▶ **Information supplied**:
##############################

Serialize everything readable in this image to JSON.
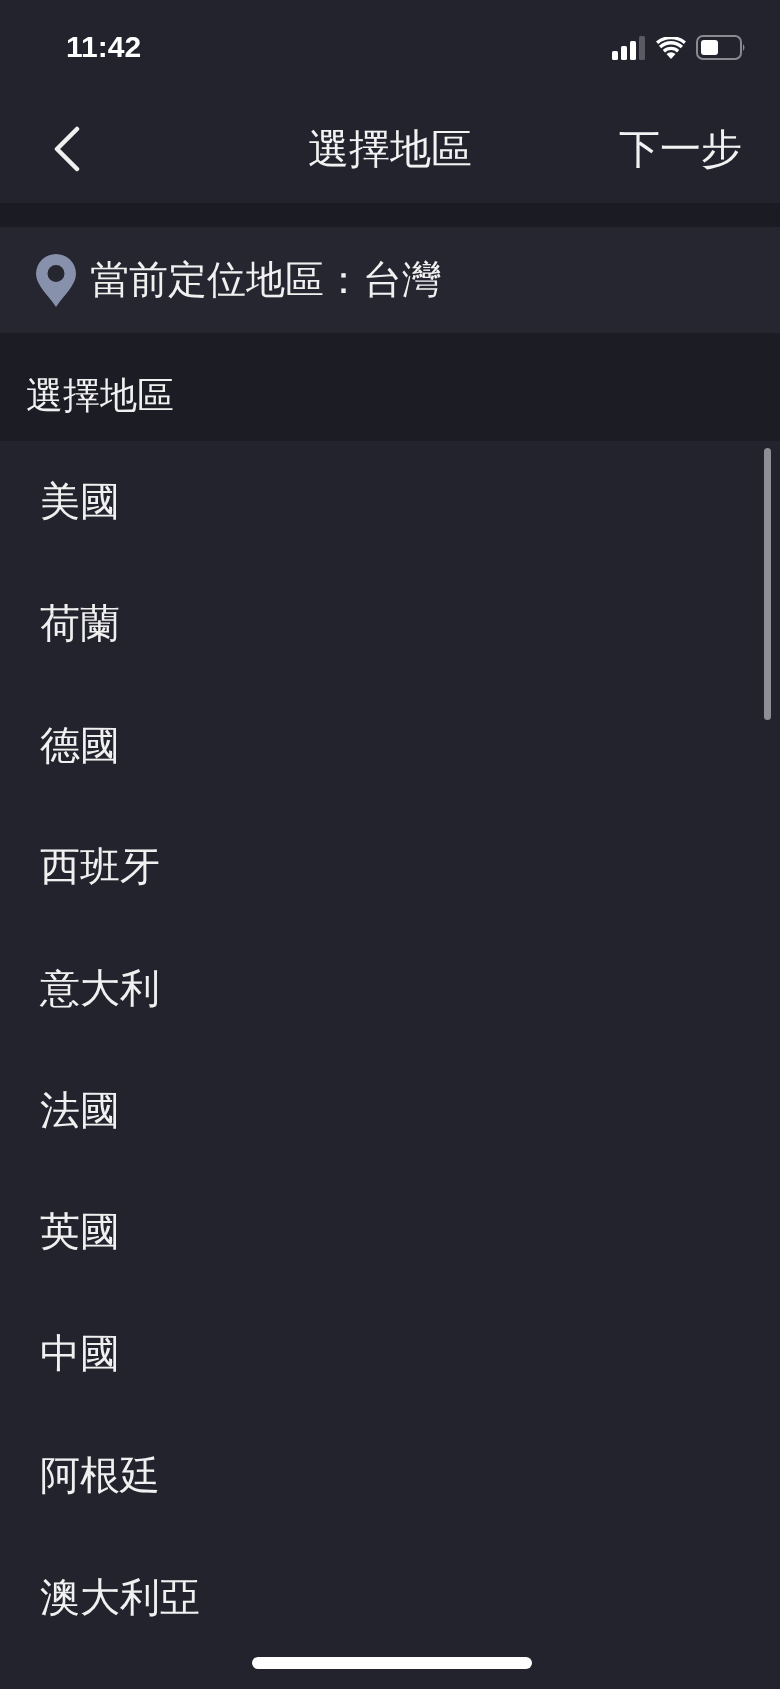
{
  "status_bar": {
    "time": "11:42"
  },
  "nav_bar": {
    "title": "選擇地區",
    "next": "下一步"
  },
  "current_location": {
    "text": "當前定位地區：台灣"
  },
  "section": {
    "title": "選擇地區"
  },
  "regions": [
    {
      "name": "美國"
    },
    {
      "name": "荷蘭"
    },
    {
      "name": "德國"
    },
    {
      "name": "西班牙"
    },
    {
      "name": "意大利"
    },
    {
      "name": "法國"
    },
    {
      "name": "英國"
    },
    {
      "name": "中國"
    },
    {
      "name": "阿根廷"
    },
    {
      "name": "澳大利亞"
    }
  ]
}
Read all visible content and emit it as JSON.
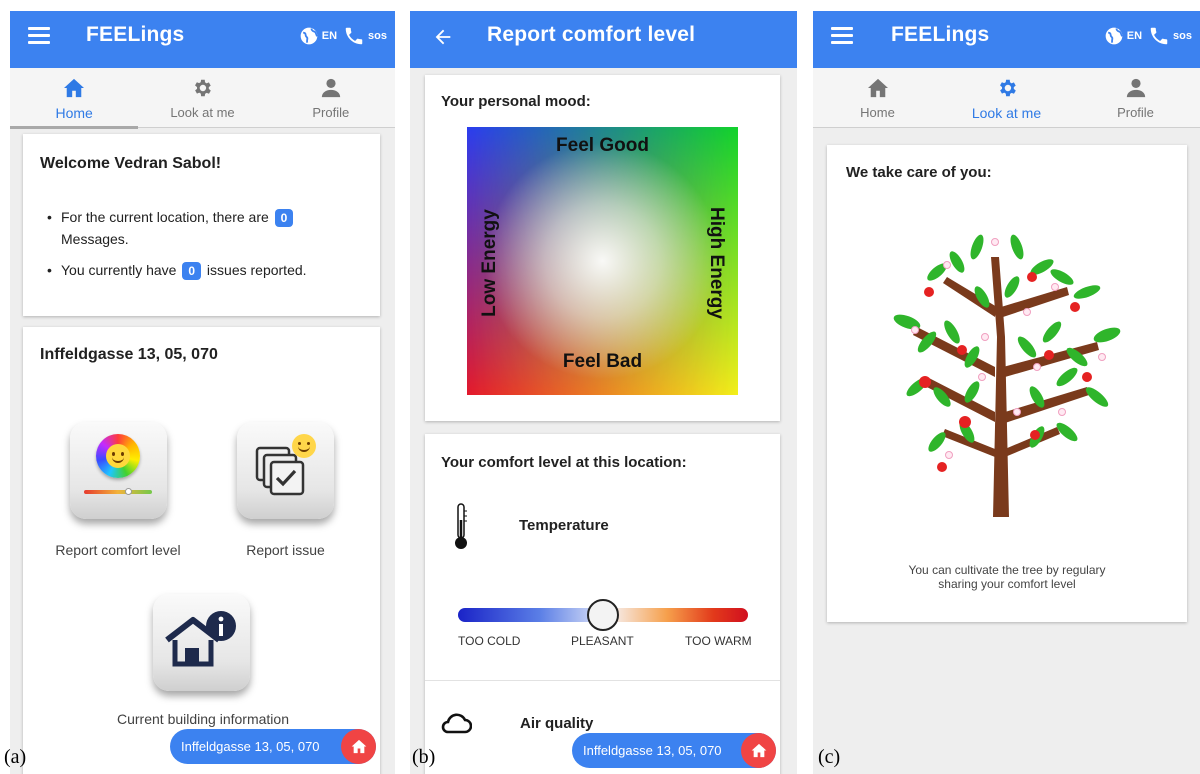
{
  "figure_labels": [
    "(a)",
    "(b)",
    "(c)"
  ],
  "colors": {
    "primary": "#3c82f0",
    "accent_red": "#f04444",
    "tab_active": "#2f7ae5"
  },
  "appbar": {
    "title": "FEELings",
    "language": "EN",
    "sos": "SOS",
    "icons": [
      "menu-icon",
      "globe-icon",
      "phone-icon",
      "back-arrow-icon"
    ]
  },
  "tabs": [
    {
      "label": "Home",
      "icon": "home-icon"
    },
    {
      "label": "Look at me",
      "icon": "gear-icon"
    },
    {
      "label": "Profile",
      "icon": "person-icon"
    }
  ],
  "screen_a": {
    "welcome_title": "Welcome Vedran Sabol!",
    "bullet1_pre": "For the current location, there are",
    "bullet1_count": "0",
    "bullet1_post": "Messages.",
    "bullet2_pre": "You currently have",
    "bullet2_count": "0",
    "bullet2_post": "issues reported.",
    "location_title": "Inffeldgasse 13, 05, 070",
    "actions": {
      "report_comfort": "Report comfort level",
      "report_issue": "Report issue",
      "building_info": "Current building information"
    },
    "location_pill": "Inffeldgasse 13, 05, 070"
  },
  "screen_b": {
    "title": "Report comfort level",
    "mood_title": "Your personal mood:",
    "mood_labels": {
      "top": "Feel Good",
      "bottom": "Feel Bad",
      "left": "Low Energy",
      "right": "High Energy"
    },
    "comfort_title": "Your comfort level at this location:",
    "temperature": {
      "label": "Temperature",
      "value_fraction": 0.5,
      "scale": [
        "TOO COLD",
        "PLEASANT",
        "TOO WARM"
      ]
    },
    "air_quality_label": "Air quality",
    "location_pill": "Inffeldgasse 13, 05, 070"
  },
  "screen_c": {
    "card_title": "We take care of you:",
    "caption_line1": "You can cultivate the tree by regulary",
    "caption_line2": "sharing your comfort level"
  }
}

##############################

▶ **What the task asks**: Find every line in the records above that holds the word "comfort", and copy each one.

▶ **Response for this exercise**:
      "report_comfort": "Report comfort level",
    "title": "Report comfort level",
    "comfort_title": "Your comfort level at this location:",
    "caption_line2": "sharing your comfort level"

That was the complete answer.